» **INSTRUCTIONS FOR THE TASK**:
Return every record exactly as written.

» **EXTRACTED DATA**:
--- start ---
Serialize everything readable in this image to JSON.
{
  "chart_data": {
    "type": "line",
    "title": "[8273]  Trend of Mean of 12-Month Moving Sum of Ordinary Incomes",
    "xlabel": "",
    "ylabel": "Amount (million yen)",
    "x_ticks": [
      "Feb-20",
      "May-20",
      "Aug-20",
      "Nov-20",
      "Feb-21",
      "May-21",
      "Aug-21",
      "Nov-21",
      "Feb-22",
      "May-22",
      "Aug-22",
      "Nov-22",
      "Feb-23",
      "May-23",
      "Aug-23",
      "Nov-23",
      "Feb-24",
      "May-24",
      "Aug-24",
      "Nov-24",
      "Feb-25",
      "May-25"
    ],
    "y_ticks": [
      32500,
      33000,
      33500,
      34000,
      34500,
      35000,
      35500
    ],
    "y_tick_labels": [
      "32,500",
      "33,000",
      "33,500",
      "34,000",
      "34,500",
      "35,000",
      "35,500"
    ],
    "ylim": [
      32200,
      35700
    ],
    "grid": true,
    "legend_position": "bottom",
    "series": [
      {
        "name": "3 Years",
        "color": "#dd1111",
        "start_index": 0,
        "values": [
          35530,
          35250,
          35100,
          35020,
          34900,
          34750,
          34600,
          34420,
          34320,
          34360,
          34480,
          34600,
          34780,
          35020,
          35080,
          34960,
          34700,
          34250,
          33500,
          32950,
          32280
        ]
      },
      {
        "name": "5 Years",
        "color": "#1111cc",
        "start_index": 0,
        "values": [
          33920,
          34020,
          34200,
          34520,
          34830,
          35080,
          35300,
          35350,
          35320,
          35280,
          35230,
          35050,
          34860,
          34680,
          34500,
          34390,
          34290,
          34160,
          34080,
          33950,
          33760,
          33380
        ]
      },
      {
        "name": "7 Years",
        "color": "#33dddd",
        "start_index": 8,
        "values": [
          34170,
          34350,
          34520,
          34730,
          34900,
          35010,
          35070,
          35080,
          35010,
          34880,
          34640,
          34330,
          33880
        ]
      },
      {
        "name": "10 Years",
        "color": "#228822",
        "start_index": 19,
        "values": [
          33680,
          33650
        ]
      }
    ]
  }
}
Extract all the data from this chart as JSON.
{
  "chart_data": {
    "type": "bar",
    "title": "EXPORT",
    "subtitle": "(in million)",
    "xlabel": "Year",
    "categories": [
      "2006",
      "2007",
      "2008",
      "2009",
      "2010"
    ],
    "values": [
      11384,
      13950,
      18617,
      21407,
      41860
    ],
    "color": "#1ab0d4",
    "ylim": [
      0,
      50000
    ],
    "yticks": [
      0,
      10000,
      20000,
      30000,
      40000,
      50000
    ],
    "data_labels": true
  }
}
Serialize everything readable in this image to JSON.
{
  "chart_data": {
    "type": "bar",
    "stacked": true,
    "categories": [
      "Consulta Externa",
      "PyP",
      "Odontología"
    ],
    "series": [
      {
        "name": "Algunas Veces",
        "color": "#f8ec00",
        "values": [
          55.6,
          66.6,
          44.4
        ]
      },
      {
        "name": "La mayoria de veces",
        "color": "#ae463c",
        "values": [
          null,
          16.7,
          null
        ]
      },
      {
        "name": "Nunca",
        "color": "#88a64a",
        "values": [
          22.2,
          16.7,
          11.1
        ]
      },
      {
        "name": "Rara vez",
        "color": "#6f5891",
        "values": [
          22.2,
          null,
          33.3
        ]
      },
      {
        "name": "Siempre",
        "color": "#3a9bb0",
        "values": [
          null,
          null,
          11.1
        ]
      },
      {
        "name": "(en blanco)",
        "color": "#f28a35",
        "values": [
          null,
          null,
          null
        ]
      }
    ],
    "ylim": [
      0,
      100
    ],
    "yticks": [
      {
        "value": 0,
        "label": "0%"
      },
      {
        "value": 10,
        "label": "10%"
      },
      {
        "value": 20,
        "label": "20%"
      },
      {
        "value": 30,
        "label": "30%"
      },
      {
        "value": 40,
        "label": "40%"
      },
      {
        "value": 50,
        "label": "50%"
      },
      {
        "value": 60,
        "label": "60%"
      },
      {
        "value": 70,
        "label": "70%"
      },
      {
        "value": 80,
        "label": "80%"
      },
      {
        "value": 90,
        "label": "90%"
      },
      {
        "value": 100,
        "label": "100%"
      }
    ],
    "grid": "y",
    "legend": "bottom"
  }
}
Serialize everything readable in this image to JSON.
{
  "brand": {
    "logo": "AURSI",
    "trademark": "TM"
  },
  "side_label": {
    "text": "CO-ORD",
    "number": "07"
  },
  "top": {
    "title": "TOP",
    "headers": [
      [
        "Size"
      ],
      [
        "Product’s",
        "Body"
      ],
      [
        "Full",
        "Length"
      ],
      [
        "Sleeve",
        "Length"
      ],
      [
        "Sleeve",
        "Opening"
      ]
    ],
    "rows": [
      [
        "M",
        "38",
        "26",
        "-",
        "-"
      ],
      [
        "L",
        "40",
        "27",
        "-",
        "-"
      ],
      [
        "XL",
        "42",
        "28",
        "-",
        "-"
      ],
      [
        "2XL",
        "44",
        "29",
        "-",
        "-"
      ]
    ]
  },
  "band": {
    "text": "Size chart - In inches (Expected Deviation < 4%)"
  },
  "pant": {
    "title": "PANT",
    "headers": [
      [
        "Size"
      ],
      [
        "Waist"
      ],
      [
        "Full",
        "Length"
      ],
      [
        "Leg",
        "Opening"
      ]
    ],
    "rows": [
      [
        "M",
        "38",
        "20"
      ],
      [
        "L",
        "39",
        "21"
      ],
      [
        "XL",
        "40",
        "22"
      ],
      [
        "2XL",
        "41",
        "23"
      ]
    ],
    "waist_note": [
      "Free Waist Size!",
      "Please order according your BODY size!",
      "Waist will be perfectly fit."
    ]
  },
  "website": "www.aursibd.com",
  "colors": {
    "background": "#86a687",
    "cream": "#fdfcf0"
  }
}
--- end ---
» **RESPONSE FOR THIS EXERCISE**:
Serialize everything readable in this image to JSON.
{
  "chart_data": {
    "type": "line",
    "title": "[8273]  Trend of Mean of 12-Month Moving Sum of Ordinary Incomes",
    "xlabel": "",
    "ylabel": "Amount (million yen)",
    "x_ticks": [
      "Feb-20",
      "May-20",
      "Aug-20",
      "Nov-20",
      "Feb-21",
      "May-21",
      "Aug-21",
      "Nov-21",
      "Feb-22",
      "May-22",
      "Aug-22",
      "Nov-22",
      "Feb-23",
      "May-23",
      "Aug-23",
      "Nov-23",
      "Feb-24",
      "May-24",
      "Aug-24",
      "Nov-24",
      "Feb-25",
      "May-25"
    ],
    "y_ticks": [
      32500,
      33000,
      33500,
      34000,
      34500,
      35000,
      35500
    ],
    "y_tick_labels": [
      "32,500",
      "33,000",
      "33,500",
      "34,000",
      "34,500",
      "35,000",
      "35,500"
    ],
    "ylim": [
      32200,
      35700
    ],
    "grid": true,
    "legend_position": "bottom",
    "series": [
      {
        "name": "3 Years",
        "color": "#dd1111",
        "start_index": 0,
        "values": [
          35530,
          35250,
          35100,
          35020,
          34900,
          34750,
          34600,
          34420,
          34320,
          34360,
          34480,
          34600,
          34780,
          35020,
          35080,
          34960,
          34700,
          34250,
          33500,
          32950,
          32280
        ]
      },
      {
        "name": "5 Years",
        "color": "#1111cc",
        "start_index": 0,
        "values": [
          33920,
          34020,
          34200,
          34520,
          34830,
          35080,
          35300,
          35350,
          35320,
          35280,
          35230,
          35050,
          34860,
          34680,
          34500,
          34390,
          34290,
          34160,
          34080,
          33950,
          33760,
          33380
        ]
      },
      {
        "name": "7 Years",
        "color": "#33dddd",
        "start_index": 8,
        "values": [
          34170,
          34350,
          34520,
          34730,
          34900,
          35010,
          35070,
          35080,
          35010,
          34880,
          34640,
          34330,
          33880
        ]
      },
      {
        "name": "10 Years",
        "color": "#228822",
        "start_index": 19,
        "values": [
          33680,
          33650
        ]
      }
    ]
  }
}
Extract all the data from this chart as JSON.
{
  "chart_data": {
    "type": "bar",
    "title": "EXPORT",
    "subtitle": "(in million)",
    "xlabel": "Year",
    "categories": [
      "2006",
      "2007",
      "2008",
      "2009",
      "2010"
    ],
    "values": [
      11384,
      13950,
      18617,
      21407,
      41860
    ],
    "color": "#1ab0d4",
    "ylim": [
      0,
      50000
    ],
    "yticks": [
      0,
      10000,
      20000,
      30000,
      40000,
      50000
    ],
    "data_labels": true
  }
}
Serialize everything readable in this image to JSON.
{
  "chart_data": {
    "type": "bar",
    "stacked": true,
    "categories": [
      "Consulta Externa",
      "PyP",
      "Odontología"
    ],
    "series": [
      {
        "name": "Algunas Veces",
        "color": "#f8ec00",
        "values": [
          55.6,
          66.6,
          44.4
        ]
      },
      {
        "name": "La mayoria de veces",
        "color": "#ae463c",
        "values": [
          null,
          16.7,
          null
        ]
      },
      {
        "name": "Nunca",
        "color": "#88a64a",
        "values": [
          22.2,
          16.7,
          11.1
        ]
      },
      {
        "name": "Rara vez",
        "color": "#6f5891",
        "values": [
          22.2,
          null,
          33.3
        ]
      },
      {
        "name": "Siempre",
        "color": "#3a9bb0",
        "values": [
          null,
          null,
          11.1
        ]
      },
      {
        "name": "(en blanco)",
        "color": "#f28a35",
        "values": [
          null,
          null,
          null
        ]
      }
    ],
    "ylim": [
      0,
      100
    ],
    "yticks": [
      {
        "value": 0,
        "label": "0%"
      },
      {
        "value": 10,
        "label": "10%"
      },
      {
        "value": 20,
        "label": "20%"
      },
      {
        "value": 30,
        "label": "30%"
      },
      {
        "value": 40,
        "label": "40%"
      },
      {
        "value": 50,
        "label": "50%"
      },
      {
        "value": 60,
        "label": "60%"
      },
      {
        "value": 70,
        "label": "70%"
      },
      {
        "value": 80,
        "label": "80%"
      },
      {
        "value": 90,
        "label": "90%"
      },
      {
        "value": 100,
        "label": "100%"
      }
    ],
    "grid": "y",
    "legend": "bottom"
  }
}
Serialize everything readable in this image to JSON.
{
  "brand": {
    "logo": "AURSI",
    "trademark": "TM"
  },
  "side_label": {
    "text": "CO-ORD",
    "number": "07"
  },
  "top": {
    "title": "TOP",
    "headers": [
      [
        "Size"
      ],
      [
        "Product’s",
        "Body"
      ],
      [
        "Full",
        "Length"
      ],
      [
        "Sleeve",
        "Length"
      ],
      [
        "Sleeve",
        "Opening"
      ]
    ],
    "rows": [
      [
        "M",
        "38",
        "26",
        "-",
        "-"
      ],
      [
        "L",
        "40",
        "27",
        "-",
        "-"
      ],
      [
        "XL",
        "42",
        "28",
        "-",
        "-"
      ],
      [
        "2XL",
        "44",
        "29",
        "-",
        "-"
      ]
    ]
  },
  "band": {
    "text": "Size chart - In inches (Expected Deviation < 4%)"
  },
  "pant": {
    "title": "PANT",
    "headers": [
      [
        "Size"
      ],
      [
        "Waist"
      ],
      [
        "Full",
        "Length"
      ],
      [
        "Leg",
        "Opening"
      ]
    ],
    "rows": [
      [
        "M",
        "38",
        "20"
      ],
      [
        "L",
        "39",
        "21"
      ],
      [
        "XL",
        "40",
        "22"
      ],
      [
        "2XL",
        "41",
        "23"
      ]
    ],
    "waist_note": [
      "Free Waist Size!",
      "Please order according your BODY size!",
      "Waist will be perfectly fit."
    ]
  },
  "website": "www.aursibd.com",
  "colors": {
    "background": "#86a687",
    "cream": "#fdfcf0"
  }
}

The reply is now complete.